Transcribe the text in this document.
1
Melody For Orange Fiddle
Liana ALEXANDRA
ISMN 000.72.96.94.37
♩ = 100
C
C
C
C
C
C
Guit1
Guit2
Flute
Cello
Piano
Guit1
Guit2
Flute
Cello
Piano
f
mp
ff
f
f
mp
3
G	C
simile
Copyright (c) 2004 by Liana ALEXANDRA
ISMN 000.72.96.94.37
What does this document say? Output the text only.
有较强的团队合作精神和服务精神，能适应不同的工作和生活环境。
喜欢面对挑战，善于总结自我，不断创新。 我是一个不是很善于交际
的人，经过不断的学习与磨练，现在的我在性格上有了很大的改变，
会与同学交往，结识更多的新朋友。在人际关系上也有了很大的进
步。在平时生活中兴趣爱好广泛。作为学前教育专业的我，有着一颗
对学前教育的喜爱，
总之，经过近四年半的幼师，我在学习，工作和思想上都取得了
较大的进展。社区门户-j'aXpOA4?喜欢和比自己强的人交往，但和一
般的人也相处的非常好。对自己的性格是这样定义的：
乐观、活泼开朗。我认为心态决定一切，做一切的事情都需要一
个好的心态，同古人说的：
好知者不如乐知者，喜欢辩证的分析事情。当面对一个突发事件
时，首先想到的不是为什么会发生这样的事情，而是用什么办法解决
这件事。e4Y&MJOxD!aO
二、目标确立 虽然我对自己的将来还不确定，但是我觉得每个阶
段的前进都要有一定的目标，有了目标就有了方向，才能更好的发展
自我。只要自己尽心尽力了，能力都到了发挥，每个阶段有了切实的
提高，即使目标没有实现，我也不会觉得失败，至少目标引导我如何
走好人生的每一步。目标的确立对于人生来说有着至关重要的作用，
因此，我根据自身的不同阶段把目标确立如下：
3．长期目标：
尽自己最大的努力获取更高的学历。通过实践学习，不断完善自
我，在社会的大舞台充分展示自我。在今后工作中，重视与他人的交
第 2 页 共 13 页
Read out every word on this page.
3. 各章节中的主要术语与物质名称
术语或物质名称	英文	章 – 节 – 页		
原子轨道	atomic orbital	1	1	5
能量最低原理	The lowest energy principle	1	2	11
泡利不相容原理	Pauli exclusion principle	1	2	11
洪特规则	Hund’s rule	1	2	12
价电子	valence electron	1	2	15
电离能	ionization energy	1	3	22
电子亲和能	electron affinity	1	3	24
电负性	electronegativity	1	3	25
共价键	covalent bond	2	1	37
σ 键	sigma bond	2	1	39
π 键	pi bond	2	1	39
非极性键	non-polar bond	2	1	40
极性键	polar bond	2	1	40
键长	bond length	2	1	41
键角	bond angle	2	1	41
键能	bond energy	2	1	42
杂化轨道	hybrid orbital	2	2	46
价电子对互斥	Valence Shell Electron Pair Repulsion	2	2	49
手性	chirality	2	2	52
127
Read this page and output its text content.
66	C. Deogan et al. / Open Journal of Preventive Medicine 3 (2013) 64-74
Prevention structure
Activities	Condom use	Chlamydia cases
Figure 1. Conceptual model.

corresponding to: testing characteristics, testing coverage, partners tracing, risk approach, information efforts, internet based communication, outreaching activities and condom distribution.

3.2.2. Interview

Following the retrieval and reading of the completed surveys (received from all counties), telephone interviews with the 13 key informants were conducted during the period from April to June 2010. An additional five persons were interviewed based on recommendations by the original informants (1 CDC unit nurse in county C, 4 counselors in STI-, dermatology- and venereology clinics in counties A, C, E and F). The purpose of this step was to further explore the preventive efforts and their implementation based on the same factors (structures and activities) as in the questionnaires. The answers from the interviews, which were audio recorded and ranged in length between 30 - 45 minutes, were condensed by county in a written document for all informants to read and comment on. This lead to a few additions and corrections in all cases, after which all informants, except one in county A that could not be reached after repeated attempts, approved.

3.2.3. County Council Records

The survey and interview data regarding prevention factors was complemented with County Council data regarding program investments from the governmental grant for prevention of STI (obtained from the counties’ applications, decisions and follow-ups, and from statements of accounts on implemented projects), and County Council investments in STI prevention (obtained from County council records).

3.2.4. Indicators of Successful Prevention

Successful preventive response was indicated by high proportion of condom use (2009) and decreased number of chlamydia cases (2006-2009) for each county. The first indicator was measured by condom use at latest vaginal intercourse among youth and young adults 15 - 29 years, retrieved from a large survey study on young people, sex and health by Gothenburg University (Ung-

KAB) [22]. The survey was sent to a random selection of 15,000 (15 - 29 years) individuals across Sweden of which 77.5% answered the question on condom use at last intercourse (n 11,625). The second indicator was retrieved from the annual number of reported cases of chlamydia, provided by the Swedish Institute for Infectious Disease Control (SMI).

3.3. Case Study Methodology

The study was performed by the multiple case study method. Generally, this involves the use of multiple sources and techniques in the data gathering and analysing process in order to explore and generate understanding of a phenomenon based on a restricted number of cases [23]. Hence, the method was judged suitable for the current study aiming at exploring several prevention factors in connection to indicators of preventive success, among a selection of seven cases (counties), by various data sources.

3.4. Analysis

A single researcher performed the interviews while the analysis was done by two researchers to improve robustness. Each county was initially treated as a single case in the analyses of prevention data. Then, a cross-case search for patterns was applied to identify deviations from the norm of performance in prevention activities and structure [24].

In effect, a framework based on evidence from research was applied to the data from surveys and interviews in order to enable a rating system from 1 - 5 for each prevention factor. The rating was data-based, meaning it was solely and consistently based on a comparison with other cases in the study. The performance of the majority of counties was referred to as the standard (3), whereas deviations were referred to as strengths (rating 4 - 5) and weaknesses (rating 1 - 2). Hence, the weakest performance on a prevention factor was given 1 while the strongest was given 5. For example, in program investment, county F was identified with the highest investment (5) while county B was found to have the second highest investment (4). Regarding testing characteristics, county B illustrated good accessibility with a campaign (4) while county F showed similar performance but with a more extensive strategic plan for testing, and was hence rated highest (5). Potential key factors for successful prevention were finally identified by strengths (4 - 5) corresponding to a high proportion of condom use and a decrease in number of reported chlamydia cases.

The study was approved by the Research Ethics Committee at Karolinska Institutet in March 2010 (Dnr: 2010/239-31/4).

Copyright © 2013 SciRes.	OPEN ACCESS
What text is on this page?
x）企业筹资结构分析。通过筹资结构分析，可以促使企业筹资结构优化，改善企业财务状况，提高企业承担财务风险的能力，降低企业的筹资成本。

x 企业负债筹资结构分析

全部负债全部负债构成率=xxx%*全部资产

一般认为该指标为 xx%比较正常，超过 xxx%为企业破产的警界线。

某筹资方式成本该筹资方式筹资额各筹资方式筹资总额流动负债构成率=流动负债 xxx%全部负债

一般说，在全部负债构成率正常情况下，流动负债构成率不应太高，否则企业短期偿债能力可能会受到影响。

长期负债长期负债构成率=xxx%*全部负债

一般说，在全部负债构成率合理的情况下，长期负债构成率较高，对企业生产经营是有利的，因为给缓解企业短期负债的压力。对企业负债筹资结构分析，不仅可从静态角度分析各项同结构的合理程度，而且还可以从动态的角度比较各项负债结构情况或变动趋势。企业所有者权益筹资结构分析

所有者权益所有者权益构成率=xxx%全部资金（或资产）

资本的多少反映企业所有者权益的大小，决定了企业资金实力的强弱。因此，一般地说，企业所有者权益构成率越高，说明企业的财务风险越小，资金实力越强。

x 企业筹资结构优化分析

########

## YOUR GOAL
Repeat each of the entries above precisely as given.

## RESULT OF THIS EXERCISE
Transcribe the text in this document.
1
Melody For Orange Fiddle
Liana ALEXANDRA
ISMN 000.72.96.94.37
♩ = 100
C
C
C
C
C
C
Guit1
Guit2
Flute
Cello
Piano
Guit1
Guit2
Flute
Cello
Piano
f
mp
ff
f
f
mp
3
G	C
simile
Copyright (c) 2004 by Liana ALEXANDRA
ISMN 000.72.96.94.37
What does this document say? Output the text only.
有较强的团队合作精神和服务精神，能适应不同的工作和生活环境。
喜欢面对挑战，善于总结自我，不断创新。 我是一个不是很善于交际
的人，经过不断的学习与磨练，现在的我在性格上有了很大的改变，
会与同学交往，结识更多的新朋友。在人际关系上也有了很大的进
步。在平时生活中兴趣爱好广泛。作为学前教育专业的我，有着一颗
对学前教育的喜爱，
总之，经过近四年半的幼师，我在学习，工作和思想上都取得了
较大的进展。社区门户-j'aXpOA4?喜欢和比自己强的人交往，但和一
般的人也相处的非常好。对自己的性格是这样定义的：
乐观、活泼开朗。我认为心态决定一切，做一切的事情都需要一
个好的心态，同古人说的：
好知者不如乐知者，喜欢辩证的分析事情。当面对一个突发事件
时，首先想到的不是为什么会发生这样的事情，而是用什么办法解决
这件事。e4Y&MJOxD!aO
二、目标确立 虽然我对自己的将来还不确定，但是我觉得每个阶
段的前进都要有一定的目标，有了目标就有了方向，才能更好的发展
自我。只要自己尽心尽力了，能力都到了发挥，每个阶段有了切实的
提高，即使目标没有实现，我也不会觉得失败，至少目标引导我如何
走好人生的每一步。目标的确立对于人生来说有着至关重要的作用，
因此，我根据自身的不同阶段把目标确立如下：
3．长期目标：
尽自己最大的努力获取更高的学历。通过实践学习，不断完善自
我，在社会的大舞台充分展示自我。在今后工作中，重视与他人的交
第 2 页 共 13 页
Read out every word on this page.
3. 各章节中的主要术语与物质名称
术语或物质名称	英文	章 – 节 – 页		
原子轨道	atomic orbital	1	1	5
能量最低原理	The lowest energy principle	1	2	11
泡利不相容原理	Pauli exclusion principle	1	2	11
洪特规则	Hund’s rule	1	2	12
价电子	valence electron	1	2	15
电离能	ionization energy	1	3	22
电子亲和能	electron affinity	1	3	24
电负性	electronegativity	1	3	25
共价键	covalent bond	2	1	37
σ 键	sigma bond	2	1	39
π 键	pi bond	2	1	39
非极性键	non-polar bond	2	1	40
极性键	polar bond	2	1	40
键长	bond length	2	1	41
键角	bond angle	2	1	41
键能	bond energy	2	1	42
杂化轨道	hybrid orbital	2	2	46
价电子对互斥	Valence Shell Electron Pair Repulsion	2	2	49
手性	chirality	2	2	52
127
Read this page and output its text content.
66	C. Deogan et al. / Open Journal of Preventive Medicine 3 (2013) 64-74
Prevention structure
Activities	Condom use	Chlamydia cases
Figure 1. Conceptual model.

corresponding to: testing characteristics, testing coverage, partners tracing, risk approach, information efforts, internet based communication, outreaching activities and condom distribution.

3.2.2. Interview

Following the retrieval and reading of the completed surveys (received from all counties), telephone interviews with the 13 key informants were conducted during the period from April to June 2010. An additional five persons were interviewed based on recommendations by the original informants (1 CDC unit nurse in county C, 4 counselors in STI-, dermatology- and venereology clinics in counties A, C, E and F). The purpose of this step was to further explore the preventive efforts and their implementation based on the same factors (structures and activities) as in the questionnaires. The answers from the interviews, which were audio recorded and ranged in length between 30 - 45 minutes, were condensed by county in a written document for all informants to read and comment on. This lead to a few additions and corrections in all cases, after which all informants, except one in county A that could not be reached after repeated attempts, approved.

3.2.3. County Council Records

The survey and interview data regarding prevention factors was complemented with County Council data regarding program investments from the governmental grant for prevention of STI (obtained from the counties’ applications, decisions and follow-ups, and from statements of accounts on implemented projects), and County Council investments in STI prevention (obtained from County council records).

3.2.4. Indicators of Successful Prevention

Successful preventive response was indicated by high proportion of condom use (2009) and decreased number of chlamydia cases (2006-2009) for each county. The first indicator was measured by condom use at latest vaginal intercourse among youth and young adults 15 - 29 years, retrieved from a large survey study on young people, sex and health by Gothenburg University (Ung-

KAB) [22]. The survey was sent to a random selection of 15,000 (15 - 29 years) individuals across Sweden of which 77.5% answered the question on condom use at last intercourse (n 11,625). The second indicator was retrieved from the annual number of reported cases of chlamydia, provided by the Swedish Institute for Infectious Disease Control (SMI).

3.3. Case Study Methodology

The study was performed by the multiple case study method. Generally, this involves the use of multiple sources and techniques in the data gathering and analysing process in order to explore and generate understanding of a phenomenon based on a restricted number of cases [23]. Hence, the method was judged suitable for the current study aiming at exploring several prevention factors in connection to indicators of preventive success, among a selection of seven cases (counties), by various data sources.

3.4. Analysis

A single researcher performed the interviews while the analysis was done by two researchers to improve robustness. Each county was initially treated as a single case in the analyses of prevention data. Then, a cross-case search for patterns was applied to identify deviations from the norm of performance in prevention activities and structure [24].

In effect, a framework based on evidence from research was applied to the data from surveys and interviews in order to enable a rating system from 1 - 5 for each prevention factor. The rating was data-based, meaning it was solely and consistently based on a comparison with other cases in the study. The performance of the majority of counties was referred to as the standard (3), whereas deviations were referred to as strengths (rating 4 - 5) and weaknesses (rating 1 - 2). Hence, the weakest performance on a prevention factor was given 1 while the strongest was given 5. For example, in program investment, county F was identified with the highest investment (5) while county B was found to have the second highest investment (4). Regarding testing characteristics, county B illustrated good accessibility with a campaign (4) while county F showed similar performance but with a more extensive strategic plan for testing, and was hence rated highest (5). Potential key factors for successful prevention were finally identified by strengths (4 - 5) corresponding to a high proportion of condom use and a decrease in number of reported chlamydia cases.

The study was approved by the Research Ethics Committee at Karolinska Institutet in March 2010 (Dnr: 2010/239-31/4).

Copyright © 2013 SciRes.	OPEN ACCESS
What text is on this page?
x）企业筹资结构分析。通过筹资结构分析，可以促使企业筹资结构优化，改善企业财务状况，提高企业承担财务风险的能力，降低企业的筹资成本。

x 企业负债筹资结构分析

全部负债全部负债构成率=xxx%*全部资产

一般认为该指标为 xx%比较正常，超过 xxx%为企业破产的警界线。

某筹资方式成本该筹资方式筹资额各筹资方式筹资总额流动负债构成率=流动负债 xxx%全部负债

一般说，在全部负债构成率正常情况下，流动负债构成率不应太高，否则企业短期偿债能力可能会受到影响。

长期负债长期负债构成率=xxx%*全部负债

一般说，在全部负债构成率合理的情况下，长期负债构成率较高，对企业生产经营是有利的，因为给缓解企业短期负债的压力。对企业负债筹资结构分析，不仅可从静态角度分析各项同结构的合理程度，而且还可以从动态的角度比较各项负债结构情况或变动趋势。企业所有者权益筹资结构分析

所有者权益所有者权益构成率=xxx%全部资金（或资产）

资本的多少反映企业所有者权益的大小，决定了企业资金实力的强弱。因此，一般地说，企业所有者权益构成率越高，说明企业的财务风险越小，资金实力越强。

x 企业筹资结构优化分析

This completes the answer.